▶ Written task: Extract every line below that contains the word "isso".

Collection entries

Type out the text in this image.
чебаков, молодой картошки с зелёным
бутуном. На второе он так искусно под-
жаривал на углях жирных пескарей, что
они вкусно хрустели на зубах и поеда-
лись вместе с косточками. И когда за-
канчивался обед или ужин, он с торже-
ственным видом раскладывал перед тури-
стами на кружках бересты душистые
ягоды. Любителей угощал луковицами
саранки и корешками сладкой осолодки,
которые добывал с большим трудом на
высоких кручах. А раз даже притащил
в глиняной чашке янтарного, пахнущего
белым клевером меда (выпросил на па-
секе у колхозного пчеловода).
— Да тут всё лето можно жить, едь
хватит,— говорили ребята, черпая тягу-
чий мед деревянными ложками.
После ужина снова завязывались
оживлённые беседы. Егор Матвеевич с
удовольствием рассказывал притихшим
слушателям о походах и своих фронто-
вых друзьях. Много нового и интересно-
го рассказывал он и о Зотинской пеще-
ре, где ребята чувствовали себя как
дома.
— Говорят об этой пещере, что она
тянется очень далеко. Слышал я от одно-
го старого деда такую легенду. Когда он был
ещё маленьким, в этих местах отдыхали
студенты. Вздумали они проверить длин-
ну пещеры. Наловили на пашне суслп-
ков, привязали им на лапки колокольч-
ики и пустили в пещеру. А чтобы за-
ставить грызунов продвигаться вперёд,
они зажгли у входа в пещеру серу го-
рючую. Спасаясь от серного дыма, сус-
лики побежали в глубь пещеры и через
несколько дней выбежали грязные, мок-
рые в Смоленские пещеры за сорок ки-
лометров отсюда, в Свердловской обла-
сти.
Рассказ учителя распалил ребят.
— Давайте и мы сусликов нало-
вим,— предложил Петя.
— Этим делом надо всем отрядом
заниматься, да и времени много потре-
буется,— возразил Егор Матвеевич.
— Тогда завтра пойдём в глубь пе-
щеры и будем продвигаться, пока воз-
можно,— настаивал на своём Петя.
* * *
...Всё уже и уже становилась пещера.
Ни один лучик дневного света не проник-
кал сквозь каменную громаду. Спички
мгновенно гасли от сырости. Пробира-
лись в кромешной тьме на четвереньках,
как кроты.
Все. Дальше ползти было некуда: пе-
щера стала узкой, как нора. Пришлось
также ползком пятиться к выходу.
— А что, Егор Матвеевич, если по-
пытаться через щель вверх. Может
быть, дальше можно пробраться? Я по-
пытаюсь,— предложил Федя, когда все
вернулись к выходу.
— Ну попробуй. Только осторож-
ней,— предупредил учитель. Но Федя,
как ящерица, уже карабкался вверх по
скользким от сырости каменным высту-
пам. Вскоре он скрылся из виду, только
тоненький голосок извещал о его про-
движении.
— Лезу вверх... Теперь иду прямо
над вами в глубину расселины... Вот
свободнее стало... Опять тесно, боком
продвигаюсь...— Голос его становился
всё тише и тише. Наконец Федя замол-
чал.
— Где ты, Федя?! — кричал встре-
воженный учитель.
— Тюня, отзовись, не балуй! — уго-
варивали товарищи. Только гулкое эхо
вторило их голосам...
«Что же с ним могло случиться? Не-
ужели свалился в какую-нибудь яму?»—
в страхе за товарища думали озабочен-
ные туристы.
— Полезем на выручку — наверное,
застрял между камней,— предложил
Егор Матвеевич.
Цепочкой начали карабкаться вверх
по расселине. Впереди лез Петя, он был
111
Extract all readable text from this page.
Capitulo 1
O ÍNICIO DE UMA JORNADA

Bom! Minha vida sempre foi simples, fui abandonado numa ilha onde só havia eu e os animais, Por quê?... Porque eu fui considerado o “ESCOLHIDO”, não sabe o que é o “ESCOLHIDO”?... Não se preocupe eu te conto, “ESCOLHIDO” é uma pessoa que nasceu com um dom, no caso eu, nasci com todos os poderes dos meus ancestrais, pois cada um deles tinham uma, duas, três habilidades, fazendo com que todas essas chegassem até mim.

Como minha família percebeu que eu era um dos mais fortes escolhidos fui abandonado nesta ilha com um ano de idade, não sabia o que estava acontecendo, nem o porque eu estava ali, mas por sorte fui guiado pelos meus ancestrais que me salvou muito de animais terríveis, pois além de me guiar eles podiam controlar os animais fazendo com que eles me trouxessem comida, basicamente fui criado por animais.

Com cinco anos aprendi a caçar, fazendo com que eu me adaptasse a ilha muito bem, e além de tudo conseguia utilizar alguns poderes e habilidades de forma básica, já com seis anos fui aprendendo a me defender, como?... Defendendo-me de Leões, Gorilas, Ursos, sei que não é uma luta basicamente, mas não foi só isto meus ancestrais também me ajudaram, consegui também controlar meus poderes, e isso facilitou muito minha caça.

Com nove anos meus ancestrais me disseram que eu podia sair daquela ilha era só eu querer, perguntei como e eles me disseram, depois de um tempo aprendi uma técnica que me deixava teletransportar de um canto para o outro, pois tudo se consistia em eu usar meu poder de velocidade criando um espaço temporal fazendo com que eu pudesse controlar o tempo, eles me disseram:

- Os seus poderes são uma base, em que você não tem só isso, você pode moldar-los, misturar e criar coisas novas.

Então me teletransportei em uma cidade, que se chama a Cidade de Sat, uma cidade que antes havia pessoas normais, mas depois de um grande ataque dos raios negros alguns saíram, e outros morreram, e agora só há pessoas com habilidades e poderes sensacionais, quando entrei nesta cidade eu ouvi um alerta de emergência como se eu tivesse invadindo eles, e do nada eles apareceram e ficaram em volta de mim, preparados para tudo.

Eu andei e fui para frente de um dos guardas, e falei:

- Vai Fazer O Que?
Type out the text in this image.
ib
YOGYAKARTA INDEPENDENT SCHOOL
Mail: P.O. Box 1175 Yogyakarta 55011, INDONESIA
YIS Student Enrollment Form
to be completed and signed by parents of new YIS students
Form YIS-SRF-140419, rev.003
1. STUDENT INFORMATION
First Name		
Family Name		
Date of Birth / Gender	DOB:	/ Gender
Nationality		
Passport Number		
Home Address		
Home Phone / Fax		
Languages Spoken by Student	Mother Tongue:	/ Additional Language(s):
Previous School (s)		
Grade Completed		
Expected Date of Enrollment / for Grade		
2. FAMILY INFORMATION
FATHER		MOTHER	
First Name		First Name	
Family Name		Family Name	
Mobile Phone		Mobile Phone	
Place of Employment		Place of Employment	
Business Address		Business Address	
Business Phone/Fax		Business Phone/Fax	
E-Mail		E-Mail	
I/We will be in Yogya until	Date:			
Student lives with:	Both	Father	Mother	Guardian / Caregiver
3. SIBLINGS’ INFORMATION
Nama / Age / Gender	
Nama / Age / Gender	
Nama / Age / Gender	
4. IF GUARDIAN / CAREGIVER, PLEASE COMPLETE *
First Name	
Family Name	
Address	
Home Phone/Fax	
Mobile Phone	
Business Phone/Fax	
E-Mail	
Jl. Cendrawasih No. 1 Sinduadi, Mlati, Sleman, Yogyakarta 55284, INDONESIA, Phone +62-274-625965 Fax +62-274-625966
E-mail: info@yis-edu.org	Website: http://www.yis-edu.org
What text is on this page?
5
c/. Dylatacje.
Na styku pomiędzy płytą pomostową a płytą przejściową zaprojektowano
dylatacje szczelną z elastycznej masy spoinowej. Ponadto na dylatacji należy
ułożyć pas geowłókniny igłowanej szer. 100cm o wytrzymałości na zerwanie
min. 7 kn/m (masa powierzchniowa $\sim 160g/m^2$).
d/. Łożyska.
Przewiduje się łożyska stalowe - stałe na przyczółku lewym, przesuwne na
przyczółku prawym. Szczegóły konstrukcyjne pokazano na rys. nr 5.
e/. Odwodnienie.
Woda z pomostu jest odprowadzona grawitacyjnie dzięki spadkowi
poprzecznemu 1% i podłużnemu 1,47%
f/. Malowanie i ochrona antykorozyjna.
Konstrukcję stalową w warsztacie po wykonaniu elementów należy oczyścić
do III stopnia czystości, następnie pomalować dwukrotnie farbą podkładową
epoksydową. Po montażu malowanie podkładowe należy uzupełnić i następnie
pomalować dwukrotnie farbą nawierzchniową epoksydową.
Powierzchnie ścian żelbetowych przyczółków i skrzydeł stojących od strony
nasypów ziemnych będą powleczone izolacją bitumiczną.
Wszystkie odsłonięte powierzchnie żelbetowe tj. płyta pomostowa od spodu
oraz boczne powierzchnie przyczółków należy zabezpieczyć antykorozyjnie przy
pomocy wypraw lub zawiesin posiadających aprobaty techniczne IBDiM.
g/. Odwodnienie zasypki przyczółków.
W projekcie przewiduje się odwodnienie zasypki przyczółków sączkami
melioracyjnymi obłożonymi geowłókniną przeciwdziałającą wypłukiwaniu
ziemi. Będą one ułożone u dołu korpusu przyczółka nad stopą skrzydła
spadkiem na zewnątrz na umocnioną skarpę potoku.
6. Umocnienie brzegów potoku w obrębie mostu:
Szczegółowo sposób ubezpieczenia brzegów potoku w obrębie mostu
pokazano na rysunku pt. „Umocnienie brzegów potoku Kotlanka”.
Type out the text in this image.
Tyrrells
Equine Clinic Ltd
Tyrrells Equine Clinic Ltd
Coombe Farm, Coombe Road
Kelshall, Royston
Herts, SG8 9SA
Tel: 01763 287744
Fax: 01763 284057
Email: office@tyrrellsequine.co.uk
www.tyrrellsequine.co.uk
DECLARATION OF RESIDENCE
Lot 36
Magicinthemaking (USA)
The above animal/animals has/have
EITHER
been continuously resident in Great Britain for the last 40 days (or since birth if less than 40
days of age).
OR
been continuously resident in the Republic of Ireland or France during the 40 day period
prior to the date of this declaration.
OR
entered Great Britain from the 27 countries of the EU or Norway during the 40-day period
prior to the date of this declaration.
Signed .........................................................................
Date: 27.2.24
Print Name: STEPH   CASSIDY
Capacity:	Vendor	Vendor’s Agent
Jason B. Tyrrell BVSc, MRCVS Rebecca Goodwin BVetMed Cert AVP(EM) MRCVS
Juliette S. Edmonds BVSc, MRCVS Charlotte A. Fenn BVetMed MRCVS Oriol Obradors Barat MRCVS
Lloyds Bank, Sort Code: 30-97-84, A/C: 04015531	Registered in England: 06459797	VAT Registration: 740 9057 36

▶ Result for this task:
Com cinco anos aprendi a caçar, fazendo com que eu me adaptasse a ilha muito bem, e além de tudo conseguia utilizar alguns poderes e habilidades de forma básica, já com seis anos fui aprendendo a me defender, como?... Defendendo-me de Leões, Gorilas, Ursos, sei que não é uma luta basicamente, mas não foi só isto meus ancestrais também me ajudaram, consegui também controlar meus poderes, e isso facilitou muito minha caça.
- Os seus poderes são uma base, em que você não tem só isso, você pode moldar-los, misturar e criar coisas novas.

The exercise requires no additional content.